Give only the number of lines that contain the word "прямі".

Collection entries

-- Begin --

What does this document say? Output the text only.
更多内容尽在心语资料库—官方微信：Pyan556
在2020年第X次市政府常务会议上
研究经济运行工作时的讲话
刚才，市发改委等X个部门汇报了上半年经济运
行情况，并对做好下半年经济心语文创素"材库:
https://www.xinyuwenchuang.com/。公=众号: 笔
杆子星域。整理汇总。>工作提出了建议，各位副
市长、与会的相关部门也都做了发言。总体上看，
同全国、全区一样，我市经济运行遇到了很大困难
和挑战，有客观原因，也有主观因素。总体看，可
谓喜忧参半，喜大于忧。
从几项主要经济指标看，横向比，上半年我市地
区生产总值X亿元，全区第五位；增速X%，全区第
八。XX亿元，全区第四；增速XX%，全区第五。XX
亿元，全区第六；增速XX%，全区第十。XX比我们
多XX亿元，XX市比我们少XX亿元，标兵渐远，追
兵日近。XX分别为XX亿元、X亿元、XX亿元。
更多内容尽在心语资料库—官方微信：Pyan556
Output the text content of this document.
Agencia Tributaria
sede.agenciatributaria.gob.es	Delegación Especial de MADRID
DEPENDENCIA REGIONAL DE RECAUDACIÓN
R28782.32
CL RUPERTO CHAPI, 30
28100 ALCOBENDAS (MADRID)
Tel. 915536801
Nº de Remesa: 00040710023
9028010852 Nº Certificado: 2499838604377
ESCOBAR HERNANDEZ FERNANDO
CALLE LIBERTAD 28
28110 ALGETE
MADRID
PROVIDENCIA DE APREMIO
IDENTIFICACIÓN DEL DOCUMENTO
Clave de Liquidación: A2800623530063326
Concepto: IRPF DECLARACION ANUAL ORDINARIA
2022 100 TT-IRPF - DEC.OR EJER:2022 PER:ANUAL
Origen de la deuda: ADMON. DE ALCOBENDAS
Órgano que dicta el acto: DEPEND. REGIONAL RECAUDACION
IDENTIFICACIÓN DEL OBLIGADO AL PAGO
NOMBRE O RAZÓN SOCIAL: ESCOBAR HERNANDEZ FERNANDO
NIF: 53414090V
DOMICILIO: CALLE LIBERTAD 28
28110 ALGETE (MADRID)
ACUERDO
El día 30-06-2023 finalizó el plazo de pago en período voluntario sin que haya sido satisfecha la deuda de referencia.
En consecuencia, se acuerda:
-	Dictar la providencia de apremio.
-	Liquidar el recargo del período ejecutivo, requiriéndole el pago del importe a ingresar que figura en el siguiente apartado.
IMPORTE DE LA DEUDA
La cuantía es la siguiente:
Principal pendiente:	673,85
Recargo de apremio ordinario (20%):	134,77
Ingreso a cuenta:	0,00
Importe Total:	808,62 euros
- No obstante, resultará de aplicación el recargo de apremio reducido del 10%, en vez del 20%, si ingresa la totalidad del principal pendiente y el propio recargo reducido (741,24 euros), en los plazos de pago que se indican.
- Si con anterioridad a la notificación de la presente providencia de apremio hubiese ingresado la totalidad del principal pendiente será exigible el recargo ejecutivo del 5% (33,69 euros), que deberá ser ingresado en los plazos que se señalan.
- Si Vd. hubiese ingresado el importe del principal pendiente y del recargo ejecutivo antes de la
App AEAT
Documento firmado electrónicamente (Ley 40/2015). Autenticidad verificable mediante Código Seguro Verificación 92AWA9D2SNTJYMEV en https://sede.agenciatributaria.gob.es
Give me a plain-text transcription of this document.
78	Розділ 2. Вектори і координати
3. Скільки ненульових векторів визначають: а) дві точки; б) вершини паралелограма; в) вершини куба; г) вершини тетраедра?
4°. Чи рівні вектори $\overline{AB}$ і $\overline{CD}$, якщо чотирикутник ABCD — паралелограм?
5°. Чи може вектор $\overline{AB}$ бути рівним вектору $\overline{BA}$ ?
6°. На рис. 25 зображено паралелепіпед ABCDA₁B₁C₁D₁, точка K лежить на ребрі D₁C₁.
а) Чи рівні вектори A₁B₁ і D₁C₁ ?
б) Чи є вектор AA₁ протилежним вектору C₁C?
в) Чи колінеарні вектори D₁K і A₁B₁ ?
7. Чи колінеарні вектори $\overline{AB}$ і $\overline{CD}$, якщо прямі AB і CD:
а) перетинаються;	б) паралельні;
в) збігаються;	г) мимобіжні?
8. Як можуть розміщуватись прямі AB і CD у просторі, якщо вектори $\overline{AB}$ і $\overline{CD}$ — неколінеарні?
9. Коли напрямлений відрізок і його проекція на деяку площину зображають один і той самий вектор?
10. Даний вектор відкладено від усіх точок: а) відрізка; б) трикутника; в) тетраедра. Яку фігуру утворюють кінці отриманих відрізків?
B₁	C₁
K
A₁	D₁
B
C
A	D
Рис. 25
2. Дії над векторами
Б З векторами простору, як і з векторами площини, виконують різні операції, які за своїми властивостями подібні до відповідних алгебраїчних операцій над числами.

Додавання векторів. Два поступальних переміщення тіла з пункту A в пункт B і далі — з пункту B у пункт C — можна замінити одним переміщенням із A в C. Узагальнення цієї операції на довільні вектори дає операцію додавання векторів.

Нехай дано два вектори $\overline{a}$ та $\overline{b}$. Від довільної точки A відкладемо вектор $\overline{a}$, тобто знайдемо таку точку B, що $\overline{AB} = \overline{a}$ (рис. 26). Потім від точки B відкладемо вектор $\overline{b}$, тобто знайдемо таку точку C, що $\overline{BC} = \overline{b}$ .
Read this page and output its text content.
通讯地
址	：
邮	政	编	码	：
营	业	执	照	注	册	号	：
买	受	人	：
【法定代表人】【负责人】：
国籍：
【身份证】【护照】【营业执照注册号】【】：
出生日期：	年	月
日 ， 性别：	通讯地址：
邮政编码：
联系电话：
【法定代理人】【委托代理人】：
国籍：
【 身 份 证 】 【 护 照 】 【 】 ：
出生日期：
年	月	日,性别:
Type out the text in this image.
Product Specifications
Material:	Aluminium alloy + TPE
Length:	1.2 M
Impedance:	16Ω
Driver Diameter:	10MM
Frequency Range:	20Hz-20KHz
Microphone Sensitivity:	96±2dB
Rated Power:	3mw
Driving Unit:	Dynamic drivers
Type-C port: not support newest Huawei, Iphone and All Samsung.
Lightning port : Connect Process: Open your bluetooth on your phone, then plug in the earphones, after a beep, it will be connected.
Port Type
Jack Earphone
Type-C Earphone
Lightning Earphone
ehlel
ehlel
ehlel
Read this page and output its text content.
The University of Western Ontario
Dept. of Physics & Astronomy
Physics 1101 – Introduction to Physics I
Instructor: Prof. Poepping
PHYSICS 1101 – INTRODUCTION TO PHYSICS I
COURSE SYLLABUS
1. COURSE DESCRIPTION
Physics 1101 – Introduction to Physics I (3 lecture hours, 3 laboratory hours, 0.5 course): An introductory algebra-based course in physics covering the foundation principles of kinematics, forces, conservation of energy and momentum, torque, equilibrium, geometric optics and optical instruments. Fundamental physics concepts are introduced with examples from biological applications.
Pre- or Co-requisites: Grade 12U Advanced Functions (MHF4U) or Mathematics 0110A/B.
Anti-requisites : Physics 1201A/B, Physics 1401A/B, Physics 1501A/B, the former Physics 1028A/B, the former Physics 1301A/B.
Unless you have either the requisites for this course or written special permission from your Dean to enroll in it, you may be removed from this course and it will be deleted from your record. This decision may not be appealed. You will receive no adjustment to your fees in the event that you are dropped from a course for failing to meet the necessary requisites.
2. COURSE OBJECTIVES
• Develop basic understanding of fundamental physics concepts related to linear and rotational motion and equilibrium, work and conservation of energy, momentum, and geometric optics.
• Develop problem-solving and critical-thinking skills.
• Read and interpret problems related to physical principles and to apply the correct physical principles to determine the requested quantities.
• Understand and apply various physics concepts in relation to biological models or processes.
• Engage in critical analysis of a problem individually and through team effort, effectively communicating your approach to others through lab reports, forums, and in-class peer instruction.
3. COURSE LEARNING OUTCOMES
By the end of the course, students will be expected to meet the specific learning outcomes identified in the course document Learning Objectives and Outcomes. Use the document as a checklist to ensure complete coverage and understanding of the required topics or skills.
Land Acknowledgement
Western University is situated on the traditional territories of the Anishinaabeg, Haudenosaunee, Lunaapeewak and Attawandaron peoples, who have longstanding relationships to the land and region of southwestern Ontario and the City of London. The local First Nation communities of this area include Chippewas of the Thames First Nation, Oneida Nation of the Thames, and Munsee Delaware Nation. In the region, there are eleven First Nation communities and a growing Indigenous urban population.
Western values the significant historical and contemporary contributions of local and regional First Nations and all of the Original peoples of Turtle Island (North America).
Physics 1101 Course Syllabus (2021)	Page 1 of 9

-- End --

» Finished task: 2